TASK ::
Return the lines where the word "国际能源署" occurs.

SOURCE RECORDS ::
--- Begin ---

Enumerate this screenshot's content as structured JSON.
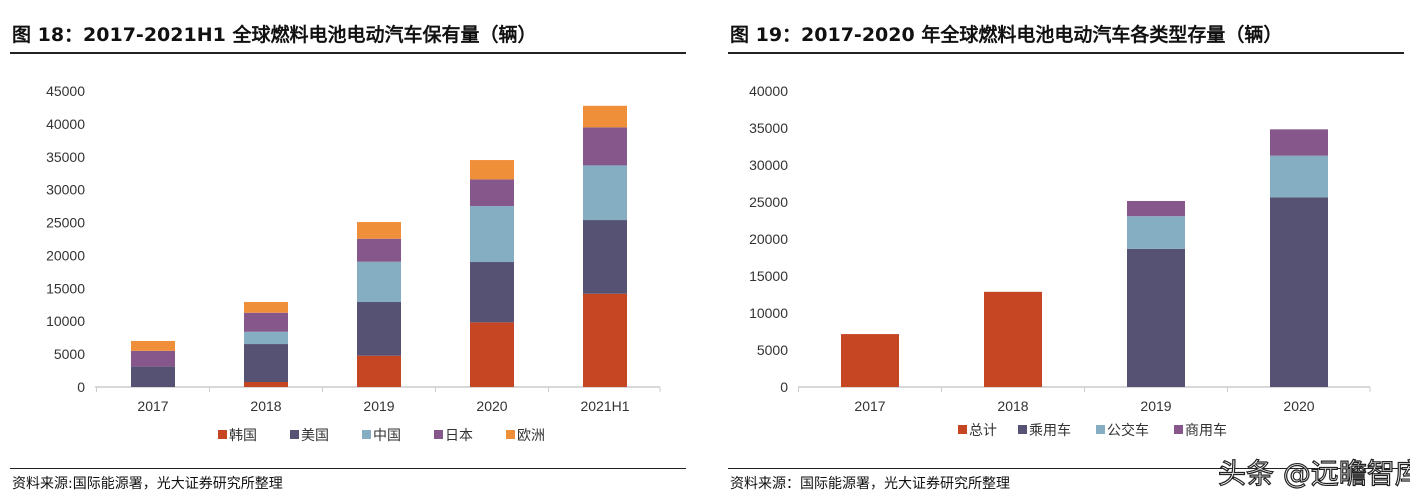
{
  "charts": [
    {
      "title": "图 18：2017-2021H1 全球燃料电池电动汽车保有量（辆）",
      "source": "资料来源:国际能源署，光大证券研究所整理"
    },
    {
      "title": "图 19：2017-2020 年全球燃料电池电动汽车各类型存量（辆）",
      "source": "资料来源：国际能源署，光大证券研究所整理"
    }
  ],
  "watermark": "头条 @远瞻智库",
  "chart_data": [
    {
      "type": "bar",
      "stacked": true,
      "categories": [
        "2017",
        "2018",
        "2019",
        "2020",
        "2021H1"
      ],
      "ylim": [
        0,
        45000
      ],
      "yticks": [
        0,
        5000,
        10000,
        15000,
        20000,
        25000,
        30000,
        35000,
        40000,
        45000
      ],
      "grid": false,
      "legend": "bottom",
      "series": [
        {
          "name": "韩国",
          "color": "#C64523",
          "values": [
            0,
            760,
            4760,
            9830,
            14180
          ]
        },
        {
          "name": "美国",
          "color": "#565273",
          "values": [
            3100,
            5770,
            8160,
            9170,
            11200
          ]
        },
        {
          "name": "中国",
          "color": "#86AEC3",
          "values": [
            0,
            1870,
            6120,
            8510,
            8310
          ]
        },
        {
          "name": "日本",
          "color": "#85578A",
          "values": [
            2400,
            2890,
            3500,
            4050,
            5780
          ]
        },
        {
          "name": "欧洲",
          "color": "#F08F3A",
          "values": [
            1500,
            1630,
            2540,
            2940,
            3280
          ]
        }
      ]
    },
    {
      "type": "bar",
      "stacked": true,
      "categories": [
        "2017",
        "2018",
        "2019",
        "2020"
      ],
      "ylim": [
        0,
        40000
      ],
      "yticks": [
        0,
        5000,
        10000,
        15000,
        20000,
        25000,
        30000,
        35000,
        40000
      ],
      "grid": false,
      "legend": "bottom",
      "series": [
        {
          "name": "总计",
          "color": "#C64523",
          "values": [
            7150,
            12860,
            0,
            0
          ]
        },
        {
          "name": "乘用车",
          "color": "#565273",
          "values": [
            0,
            0,
            18660,
            25640
          ]
        },
        {
          "name": "公交车",
          "color": "#86AEC3",
          "values": [
            0,
            0,
            4420,
            5620
          ]
        },
        {
          "name": "商用车",
          "color": "#85578A",
          "values": [
            0,
            0,
            2060,
            3560
          ]
        }
      ]
    }
  ]
}
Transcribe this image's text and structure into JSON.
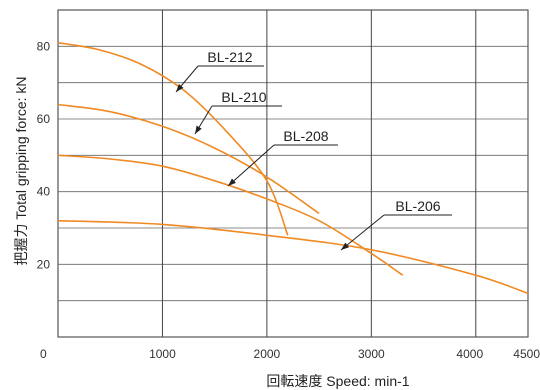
{
  "chart_data": {
    "type": "line",
    "xlabel": "回転速度 Speed: min-1",
    "ylabel": "把握力 Total gripping force: kN",
    "xlim": [
      0,
      4500
    ],
    "ylim": [
      0,
      90
    ],
    "x_ticks": [
      0,
      1000,
      2000,
      3000,
      4000,
      4500
    ],
    "x_tick_labels": [
      "0",
      "1000",
      "2000",
      "3000",
      "4000",
      "4500"
    ],
    "y_ticks": [
      20,
      40,
      60,
      80
    ],
    "y_tick_labels": [
      "20",
      "40",
      "60",
      "80"
    ],
    "grid": true,
    "line_color": "#f08a24",
    "series": [
      {
        "name": "BL-212",
        "x": [
          0,
          400,
          800,
          1200,
          1600,
          2000,
          2200
        ],
        "y": [
          81,
          79,
          75,
          68,
          57,
          43,
          28
        ]
      },
      {
        "name": "BL-210",
        "x": [
          0,
          500,
          1000,
          1500,
          2000,
          2500
        ],
        "y": [
          64,
          62,
          58,
          52,
          44,
          34
        ]
      },
      {
        "name": "BL-208",
        "x": [
          0,
          500,
          1000,
          1500,
          2000,
          2500,
          3000,
          3300
        ],
        "y": [
          50,
          49,
          47,
          43,
          38,
          32,
          23,
          17
        ]
      },
      {
        "name": "BL-206",
        "x": [
          0,
          1000,
          2000,
          3000,
          4000,
          4500
        ],
        "y": [
          32,
          31,
          28,
          24,
          17,
          12
        ]
      }
    ]
  }
}
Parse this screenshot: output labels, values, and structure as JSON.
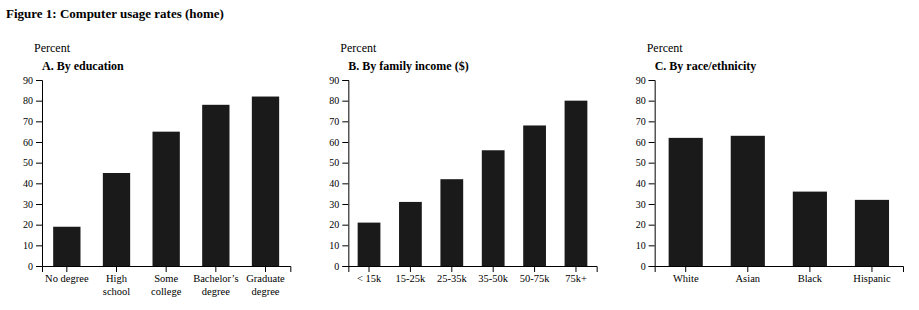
{
  "title": "Figure 1: Computer usage rates (home)",
  "chart_data": [
    {
      "type": "bar",
      "title": "A. By education",
      "ylabel": "Percent",
      "categories": [
        "No degree",
        "High\nschool",
        "Some\ncollege",
        "Bachelor’s\ndegree",
        "Graduate\ndegree"
      ],
      "values": [
        19,
        45,
        65,
        78,
        82
      ],
      "color": "#1a1a1a",
      "ylim": [
        0,
        90
      ],
      "yticks": [
        0,
        10,
        20,
        30,
        40,
        50,
        60,
        70,
        80,
        90
      ],
      "grid": false
    },
    {
      "type": "bar",
      "title": "B. By family income ($)",
      "ylabel": "Percent",
      "categories": [
        "< 15k",
        "15-25k",
        "25-35k",
        "35-50k",
        "50-75k",
        "75k+"
      ],
      "values": [
        21,
        31,
        42,
        56,
        68,
        80
      ],
      "color": "#1a1a1a",
      "ylim": [
        0,
        90
      ],
      "yticks": [
        0,
        10,
        20,
        30,
        40,
        50,
        60,
        70,
        80,
        90
      ],
      "grid": false
    },
    {
      "type": "bar",
      "title": "C. By race/ethnicity",
      "ylabel": "Percent",
      "categories": [
        "White",
        "Asian",
        "Black",
        "Hispanic"
      ],
      "values": [
        62,
        63,
        36,
        32
      ],
      "color": "#1a1a1a",
      "ylim": [
        0,
        90
      ],
      "yticks": [
        0,
        10,
        20,
        30,
        40,
        50,
        60,
        70,
        80,
        90
      ],
      "grid": false
    }
  ]
}
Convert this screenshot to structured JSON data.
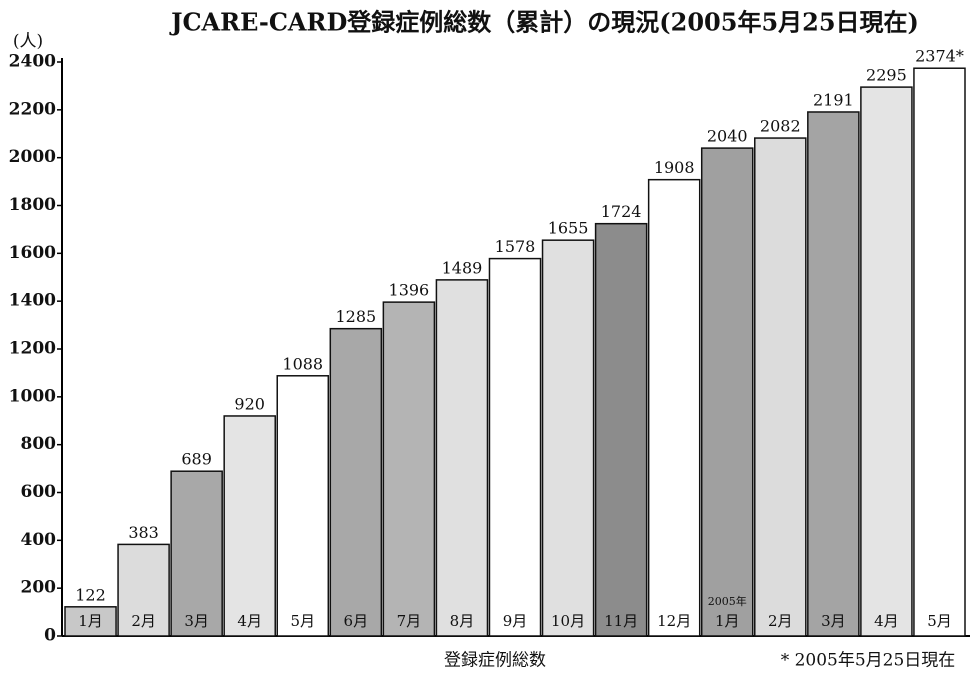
{
  "chart_data": {
    "type": "bar",
    "title": "JCARE-CARD登録症例総数（累計）の現況(2005年5月25日現在)",
    "y_unit": "(人)",
    "xlabel": "登録症例総数",
    "annotation": "* 2005年5月25日現在",
    "year_label": "2005年",
    "categories": [
      "1月",
      "2月",
      "3月",
      "4月",
      "5月",
      "6月",
      "7月",
      "8月",
      "9月",
      "10月",
      "11月",
      "12月",
      "1月",
      "2月",
      "3月",
      "4月",
      "5月"
    ],
    "values": [
      122,
      383,
      689,
      920,
      1088,
      1285,
      1396,
      1489,
      1578,
      1655,
      1724,
      1908,
      2040,
      2082,
      2191,
      2295,
      2374
    ],
    "value_labels": [
      "122",
      "383",
      "689",
      "920",
      "1088",
      "1285",
      "1396",
      "1489",
      "1578",
      "1655",
      "1724",
      "1908",
      "2040",
      "2082",
      "2191",
      "2295",
      "2374*"
    ],
    "colors": [
      "#c8c8c8",
      "#dcdcdc",
      "#a8a8a8",
      "#e4e4e4",
      "#ffffff",
      "#a8a8a8",
      "#b4b4b4",
      "#e0e0e0",
      "#ffffff",
      "#e0e0e0",
      "#8c8c8c",
      "#ffffff",
      "#a0a0a0",
      "#dcdcdc",
      "#a4a4a4",
      "#e4e4e4",
      "#ffffff"
    ],
    "ylim": [
      0,
      2400
    ],
    "yticks": [
      0,
      200,
      400,
      600,
      800,
      1000,
      1200,
      1400,
      1600,
      1800,
      2000,
      2200,
      2400
    ]
  }
}
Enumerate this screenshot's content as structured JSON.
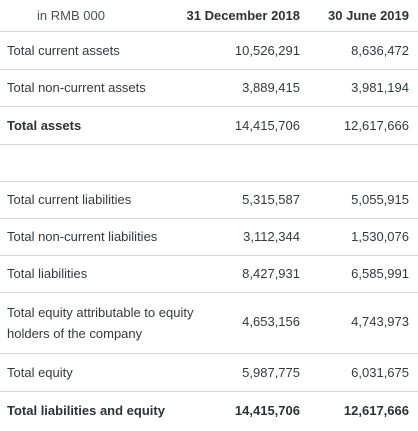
{
  "header": {
    "unit_label": "in RMB 000",
    "col1_label": "31 December 2018",
    "col2_label": "30 June 2019"
  },
  "rows": [
    {
      "label": "Total current assets",
      "v1": "10,526,291",
      "v2": "8,636,472"
    },
    {
      "label": "Total non-current assets",
      "v1": "3,889,415",
      "v2": "3,981,194"
    },
    {
      "label": "Total assets",
      "v1": "14,415,706",
      "v2": "12,617,666"
    },
    {
      "label": "Total current liabilities",
      "v1": "5,315,587",
      "v2": "5,055,915"
    },
    {
      "label": "Total non-current liabilities",
      "v1": "3,112,344",
      "v2": "1,530,076"
    },
    {
      "label": "Total liabilities",
      "v1": "8,427,931",
      "v2": "6,585,991"
    },
    {
      "label": "Total equity attributable to equity holders of the company",
      "v1": "4,653,156",
      "v2": "4,743,973"
    },
    {
      "label": "Total equity",
      "v1": "5,987,775",
      "v2": "6,031,675"
    },
    {
      "label": "Total liabilities and equity",
      "v1": "14,415,706",
      "v2": "12,617,666"
    }
  ]
}
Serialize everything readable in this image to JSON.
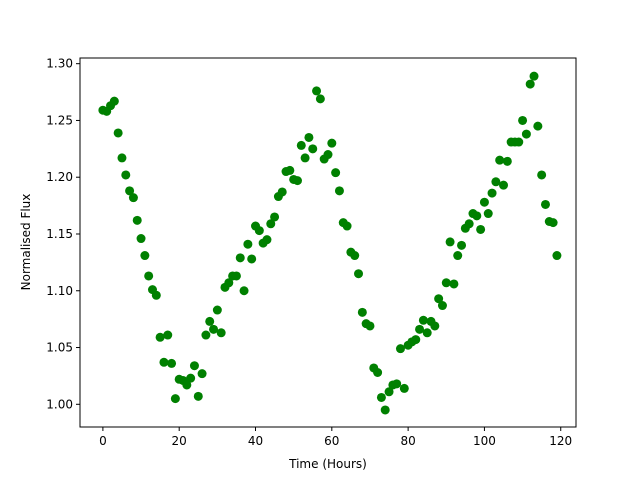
{
  "chart_data": {
    "type": "scatter",
    "title": "",
    "xlabel": "Time (Hours)",
    "ylabel": "Normalised Flux",
    "xlim": [
      -6,
      124
    ],
    "ylim": [
      0.98,
      1.305
    ],
    "xticks": [
      0,
      20,
      40,
      60,
      80,
      100,
      120
    ],
    "yticks": [
      1.0,
      1.05,
      1.1,
      1.15,
      1.2,
      1.25,
      1.3
    ],
    "xtick_labels": [
      "0",
      "20",
      "40",
      "60",
      "80",
      "100",
      "120"
    ],
    "ytick_labels": [
      "1.00",
      "1.05",
      "1.10",
      "1.15",
      "1.20",
      "1.25",
      "1.30"
    ],
    "grid": false,
    "legend": "none",
    "marker_color": "#008000",
    "series": [
      {
        "x": [
          0,
          1,
          2,
          3,
          4,
          5,
          6,
          7,
          8,
          9,
          10,
          11,
          12,
          13,
          14,
          15,
          16,
          17,
          18,
          19,
          20,
          21,
          22,
          23,
          24,
          25,
          26,
          27,
          28,
          29,
          30,
          31,
          32,
          33,
          34,
          35,
          36,
          37,
          38,
          39,
          40,
          41,
          42,
          43,
          44,
          45,
          46,
          47,
          48,
          49,
          50,
          51,
          52,
          53,
          54,
          55,
          56,
          57,
          58,
          59,
          60,
          61,
          62,
          63,
          64,
          65,
          66,
          67,
          68,
          69,
          70,
          71,
          72,
          73,
          74,
          75,
          76,
          77,
          78,
          79,
          80,
          81,
          82,
          83,
          84,
          85,
          86,
          87,
          88,
          89,
          90,
          91,
          92,
          93,
          94,
          95,
          96,
          97,
          98,
          99,
          100,
          101,
          102,
          103,
          104,
          105,
          106,
          107,
          108,
          109,
          110,
          111,
          112,
          113,
          114,
          115,
          116,
          117,
          118,
          119
        ],
        "y": [
          1.259,
          1.258,
          1.263,
          1.267,
          1.239,
          1.217,
          1.202,
          1.188,
          1.182,
          1.162,
          1.146,
          1.131,
          1.113,
          1.101,
          1.096,
          1.059,
          1.037,
          1.061,
          1.036,
          1.005,
          1.022,
          1.021,
          1.017,
          1.023,
          1.034,
          1.007,
          1.027,
          1.061,
          1.073,
          1.066,
          1.083,
          1.063,
          1.103,
          1.107,
          1.113,
          1.113,
          1.129,
          1.1,
          1.141,
          1.128,
          1.157,
          1.153,
          1.142,
          1.145,
          1.159,
          1.165,
          1.183,
          1.187,
          1.205,
          1.206,
          1.198,
          1.197,
          1.228,
          1.217,
          1.235,
          1.225,
          1.276,
          1.269,
          1.216,
          1.22,
          1.23,
          1.204,
          1.188,
          1.16,
          1.157,
          1.134,
          1.131,
          1.115,
          1.081,
          1.071,
          1.069,
          1.032,
          1.028,
          1.006,
          0.995,
          1.011,
          1.017,
          1.018,
          1.049,
          1.014,
          1.052,
          1.055,
          1.057,
          1.066,
          1.074,
          1.063,
          1.073,
          1.069,
          1.093,
          1.087,
          1.107,
          1.143,
          1.106,
          1.131,
          1.14,
          1.155,
          1.159,
          1.168,
          1.166,
          1.154,
          1.178,
          1.168,
          1.186,
          1.196,
          1.215,
          1.193,
          1.214,
          1.231,
          1.231,
          1.231,
          1.25,
          1.238,
          1.282,
          1.289,
          1.245,
          1.202,
          1.176,
          1.161,
          1.16,
          1.131
        ]
      }
    ]
  }
}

--- End ---

THE REPLY ::
      "source": "资料来源:国际能源署，光大证券研究所整理"
      "source": "资料来源：国际能源署，光大证券研究所整理"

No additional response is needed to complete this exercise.